■ **EXTRACT TO READ**

Terraform Module for Datadog Monitors on AWS

Terraform module to provision Datadog Monitors on AWS.

Usage

Simple setup

Create simple Datadog monitors with default configurations.

    module "datadog" {
        source  = "app.terraform.io/ncodelibrary/datadog/aws"
        version = "0.1.3"
        system = true
        lambda = true
        k8s    = true
        ecs    = true
        rds    = true
        elb    = true
        alb    = true
        tags   = {
            Owner = "example@nclouds.com"
        }
    }

For more details on a working example, please visit examples/simple

Advanced Setup

If you want to create Datadog monitors with custom configuration e.g custom metrics, custom tags for triggers, custom notification templates etc., you can use the module like this:

    module "datadog" {
        source  = "app.terraform.io/ncodelibrary/datadog/aws"
        version = "0.1.3"
        system = true
        elb    = true
        tags   = {
            Owner = "example@nclouds.com"
        }
        system_queries = {
            disk_total = "avg:system.disk.total"
            mem_total  = "avg:system.mem.total"
            disk_free  = "avg:system.disk.free"
            mem_used   = "avg:system.mem.used"
            load       = "avg:system.load.norm.5"
            cpu        = "avg:system.cpu.idle"
        }
        elb_queries = {
            surge_queue_length  = "avg:aws.elb.surge_queue_length"
            active_connection   = "avg:aws.elb.active_connection_count"
            unhealthy_host      = "avg:aws.elb.unhealthy_host_count"
            response_time       = "avg:aws.elb.target_response_time.average"
            request_count       = "avg:aws.elb.request_count"
            healthy_host        = "avg:aws.elb.healthy_host_count"
            spill_over          = "avg:aws.elb.spillover_count"
            count_4xx           = "avg:aws.elb.httpcode_elb_4xx"
            count_5xx           = "avg:aws.elb.httpcode_elb_5xx"
            latency             = "avg:aws.elb.latency"
        }
        system_trigger_by = "{host,Environment}"
        elb_trigger_by    = "{host,region,Environment}"

■ **AIM**
State whether each of these statements agrees with the Datadog Terraform module documentation, answering yes or no and quoting the words of the documentation that decide it: (a) the simple setup pins the module to version 0.1.3; (b) the advanced setup groups ELB triggers by host and region only; (c) the advanced setup's cpu query uses the metric avg:system.cpu.idle. The entries that follow are drawn from a separate source.

■ **GIVEN ENTRIES**
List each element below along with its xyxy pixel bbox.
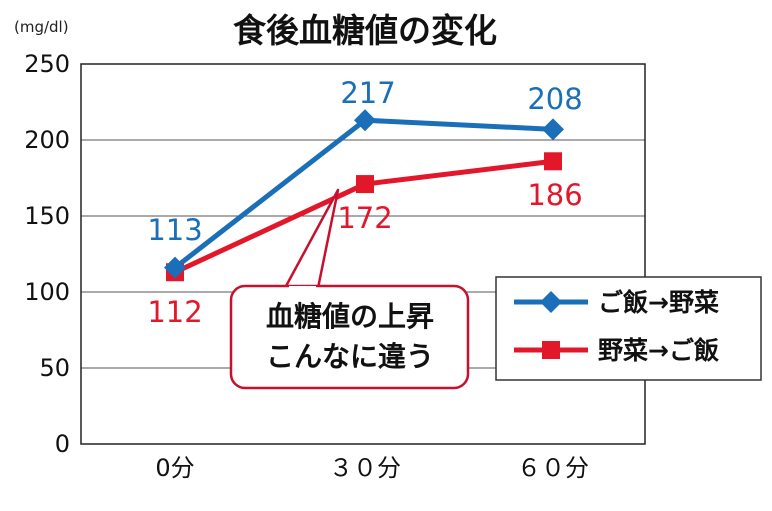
series-markers	[164, 109, 564, 282]
x-tick-0: 0分	[155, 454, 194, 482]
plot-frame	[80, 63, 646, 445]
callout-line-1: こんなに違う	[266, 340, 434, 373]
y-tick-100: 100	[24, 278, 70, 306]
chart-title: 食後血糖値の変化	[233, 11, 497, 50]
data-label-s0-2: 208	[527, 82, 582, 116]
callout-line-0: 血糖値の上昇	[266, 300, 434, 333]
marker-s0-0	[164, 256, 186, 279]
y-tick-labels: 0 50 100 150 200 250	[24, 50, 70, 458]
marker-s0-2	[542, 118, 564, 141]
y-tick-250: 250	[24, 50, 70, 78]
legend-label-1: 野菜→ご飯	[598, 336, 719, 365]
legend-marker-0	[540, 291, 562, 313]
series-lines	[173, 117, 554, 275]
x-tick-2: ６０分	[517, 454, 589, 482]
data-label-s1-2: 186	[527, 178, 582, 212]
x-tick-1: ３０分	[329, 454, 401, 482]
callout-frame	[229, 284, 470, 390]
marker-s0-1	[354, 109, 376, 132]
data-labels: 112 172 186 113 217 208	[147, 76, 582, 329]
callout-pointer	[283, 188, 340, 290]
marker-s1-2	[544, 152, 562, 171]
y-tick-150: 150	[24, 202, 70, 230]
x-tick-labels: 0分 ３０分 ６０分	[155, 454, 589, 482]
legend-marker-1	[542, 341, 560, 359]
data-label-s0-0: 113	[147, 213, 202, 247]
data-label-s0-1: 217	[340, 76, 395, 110]
y-axis-unit: (mg/dl)	[14, 18, 69, 36]
y-tick-50: 50	[39, 354, 70, 382]
y-tick-0: 0	[55, 430, 70, 458]
legend-frame	[495, 276, 762, 381]
legend-label-0: ご飯→野菜	[598, 288, 719, 317]
data-label-s1-1: 172	[337, 201, 392, 235]
data-label-s1-0: 112	[147, 295, 202, 329]
marker-s1-1	[356, 175, 374, 194]
y-tick-200: 200	[24, 126, 70, 154]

■ **FINAL RESULT**
(a) Yes: "version = "0.1.3""
(b) No: "elb_trigger_by    = "{host,region,Environment}""
(c) Yes: "cpu        = "avg:system.cpu.idle""